Request
Copy out every row below word for word, but leave out the pictures.

Data to use
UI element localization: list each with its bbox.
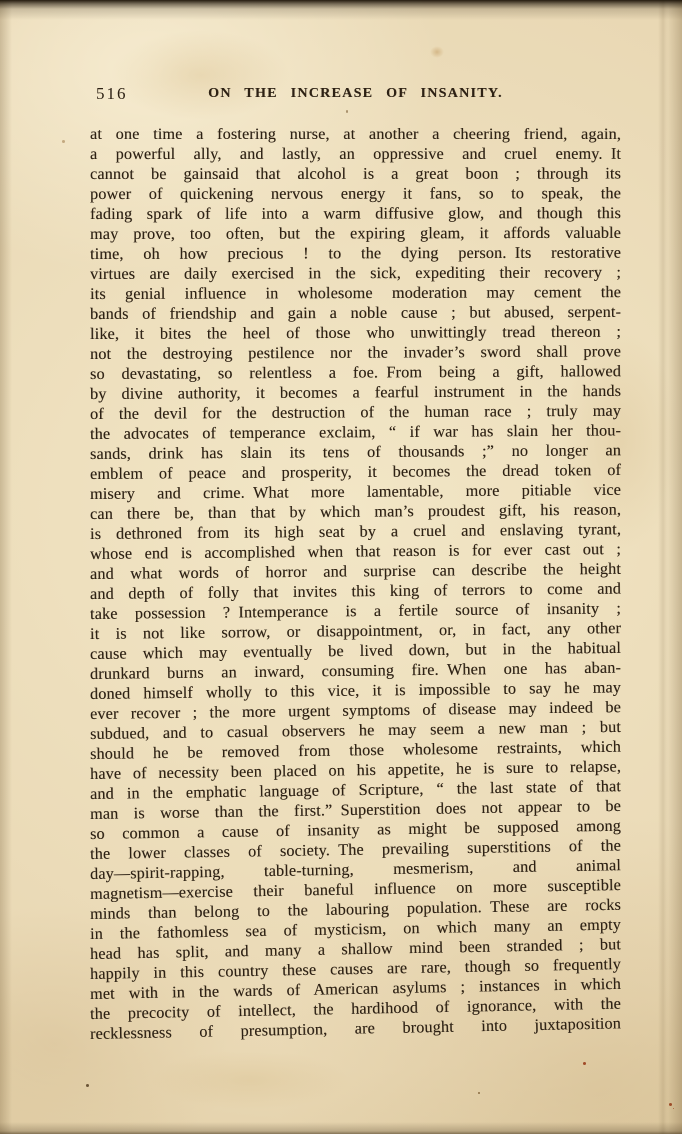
page-edge-shadow-top xyxy=(0,0,682,20)
text-line: time, oh how precious ! to the dying per… xyxy=(90,243,621,264)
text-line: bands of friendship and gain a noble cau… xyxy=(90,302,621,324)
text-line: at one time a fostering nurse, at anothe… xyxy=(90,124,621,144)
foxing-speck xyxy=(86,1084,89,1087)
foxing-speck xyxy=(669,1103,672,1106)
running-title: ON THE INCREASE OF INSANITY. xyxy=(90,84,621,102)
text-line: virtues are daily exercised in the sick,… xyxy=(90,262,621,284)
body-text: at one time a fostering nurse, at anothe… xyxy=(90,124,621,1044)
page-edge-shadow-right xyxy=(666,0,682,1134)
paper-stain xyxy=(150,1050,350,1110)
text-line: power of quickening nervous energy it fa… xyxy=(90,183,621,204)
page-header: 516 ON THE INCREASE OF INSANITY. xyxy=(90,84,621,106)
paper-stain xyxy=(110,30,290,120)
text-line: like, it bites the heel of those who unw… xyxy=(90,322,621,344)
page-number: 516 xyxy=(96,84,128,104)
page-edge-shadow-left xyxy=(0,0,12,1134)
text-line: a powerful ally, and lastly, an oppressi… xyxy=(90,144,621,164)
foxing-speck xyxy=(346,110,348,113)
paper-stain xyxy=(430,46,444,58)
text-line: its genial influence in wholesome modera… xyxy=(90,282,621,304)
foxing-speck xyxy=(478,1092,480,1094)
text-line: cannot be gainsaid that alcohol is a gre… xyxy=(90,164,621,184)
text-line: may prove, too often, but the expiring g… xyxy=(90,223,621,244)
page-crease xyxy=(658,0,668,1134)
foxing-speck xyxy=(583,1062,586,1065)
page-edge-shadow-bottom xyxy=(0,1122,682,1134)
foxing-speck xyxy=(62,140,65,143)
scanned-book-page: 516 ON THE INCREASE OF INSANITY. at one … xyxy=(0,0,682,1134)
text-line: fading spark of life into a warm diffusi… xyxy=(90,203,621,224)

The output
UI element localization: list each with its bbox.
page-edge-shadow-top xyxy=(0,0,682,20)
text-line: time, oh how precious ! to the dying per… xyxy=(90,243,621,264)
text-line: bands of friendship and gain a noble cau… xyxy=(90,302,621,324)
text-line: at one time a fostering nurse, at anothe… xyxy=(90,124,621,144)
foxing-speck xyxy=(86,1084,89,1087)
foxing-speck xyxy=(669,1103,672,1106)
running-title: ON THE INCREASE OF INSANITY. xyxy=(90,84,621,102)
text-line: virtues are daily exercised in the sick,… xyxy=(90,262,621,284)
body-text: at one time a fostering nurse, at anothe… xyxy=(90,124,621,1044)
page-edge-shadow-right xyxy=(666,0,682,1134)
paper-stain xyxy=(150,1050,350,1110)
text-line: power of quickening nervous energy it fa… xyxy=(90,183,621,204)
page-header: 516 ON THE INCREASE OF INSANITY. xyxy=(90,84,621,106)
paper-stain xyxy=(110,30,290,120)
text-line: like, it bites the heel of those who unw… xyxy=(90,322,621,344)
page-number: 516 xyxy=(96,84,128,104)
page-edge-shadow-left xyxy=(0,0,12,1134)
text-line: a powerful ally, and lastly, an oppressi… xyxy=(90,144,621,164)
foxing-speck xyxy=(346,110,348,113)
paper-stain xyxy=(430,46,444,58)
text-line: its genial influence in wholesome modera… xyxy=(90,282,621,304)
foxing-speck xyxy=(478,1092,480,1094)
text-line: cannot be gainsaid that alcohol is a gre… xyxy=(90,164,621,184)
text-line: may prove, too often, but the expiring g… xyxy=(90,223,621,244)
page-crease xyxy=(658,0,668,1134)
foxing-speck xyxy=(583,1062,586,1065)
page-edge-shadow-bottom xyxy=(0,1122,682,1134)
foxing-speck xyxy=(62,140,65,143)
scanned-book-page: 516 ON THE INCREASE OF INSANITY. at one … xyxy=(0,0,682,1134)
text-line: fading spark of life into a warm diffusi… xyxy=(90,203,621,224)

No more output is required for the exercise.